Dataset items
------------------------------------------------

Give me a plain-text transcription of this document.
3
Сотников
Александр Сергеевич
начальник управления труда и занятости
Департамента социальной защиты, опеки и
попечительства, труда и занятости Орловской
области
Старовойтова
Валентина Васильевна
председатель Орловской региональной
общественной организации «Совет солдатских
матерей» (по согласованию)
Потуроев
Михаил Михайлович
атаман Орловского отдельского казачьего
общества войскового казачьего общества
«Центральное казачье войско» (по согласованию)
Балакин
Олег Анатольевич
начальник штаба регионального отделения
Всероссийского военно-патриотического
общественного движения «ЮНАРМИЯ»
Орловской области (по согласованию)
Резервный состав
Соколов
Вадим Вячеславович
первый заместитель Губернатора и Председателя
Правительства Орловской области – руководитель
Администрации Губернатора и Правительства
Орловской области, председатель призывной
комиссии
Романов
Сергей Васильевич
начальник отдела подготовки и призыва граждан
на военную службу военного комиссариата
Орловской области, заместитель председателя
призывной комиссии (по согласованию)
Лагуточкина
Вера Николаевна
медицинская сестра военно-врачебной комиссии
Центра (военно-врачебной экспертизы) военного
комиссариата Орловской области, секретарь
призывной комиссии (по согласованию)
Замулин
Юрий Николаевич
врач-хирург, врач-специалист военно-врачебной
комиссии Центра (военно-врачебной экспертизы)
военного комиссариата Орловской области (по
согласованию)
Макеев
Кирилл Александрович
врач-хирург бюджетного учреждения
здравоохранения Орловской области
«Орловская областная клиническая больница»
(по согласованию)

------------------------------------------------

## TASK REQUIREMENTS
Every record above should be copied exactly.

## OUTPUT
Give me a plain-text transcription of this document.
3
Сотников
Александр Сергеевич
начальник управления труда и занятости
Департамента социальной защиты, опеки и
попечительства, труда и занятости Орловской
области
Старовойтова
Валентина Васильевна
председатель Орловской региональной
общественной организации «Совет солдатских
матерей» (по согласованию)
Потуроев
Михаил Михайлович
атаман Орловского отдельского казачьего
общества войскового казачьего общества
«Центральное казачье войско» (по согласованию)
Балакин
Олег Анатольевич
начальник штаба регионального отделения
Всероссийского военно-патриотического
общественного движения «ЮНАРМИЯ»
Орловской области (по согласованию)
Резервный состав
Соколов
Вадим Вячеславович
первый заместитель Губернатора и Председателя
Правительства Орловской области – руководитель
Администрации Губернатора и Правительства
Орловской области, председатель призывной
комиссии
Романов
Сергей Васильевич
начальник отдела подготовки и призыва граждан
на военную службу военного комиссариата
Орловской области, заместитель председателя
призывной комиссии (по согласованию)
Лагуточкина
Вера Николаевна
медицинская сестра военно-врачебной комиссии
Центра (военно-врачебной экспертизы) военного
комиссариата Орловской области, секретарь
призывной комиссии (по согласованию)
Замулин
Юрий Николаевич
врач-хирург, врач-специалист военно-врачебной
комиссии Центра (военно-врачебной экспертизы)
военного комиссариата Орловской области (по
согласованию)
Макеев
Кирилл Александрович
врач-хирург бюджетного учреждения
здравоохранения Орловской области
«Орловская областная клиническая больница»
(по согласованию)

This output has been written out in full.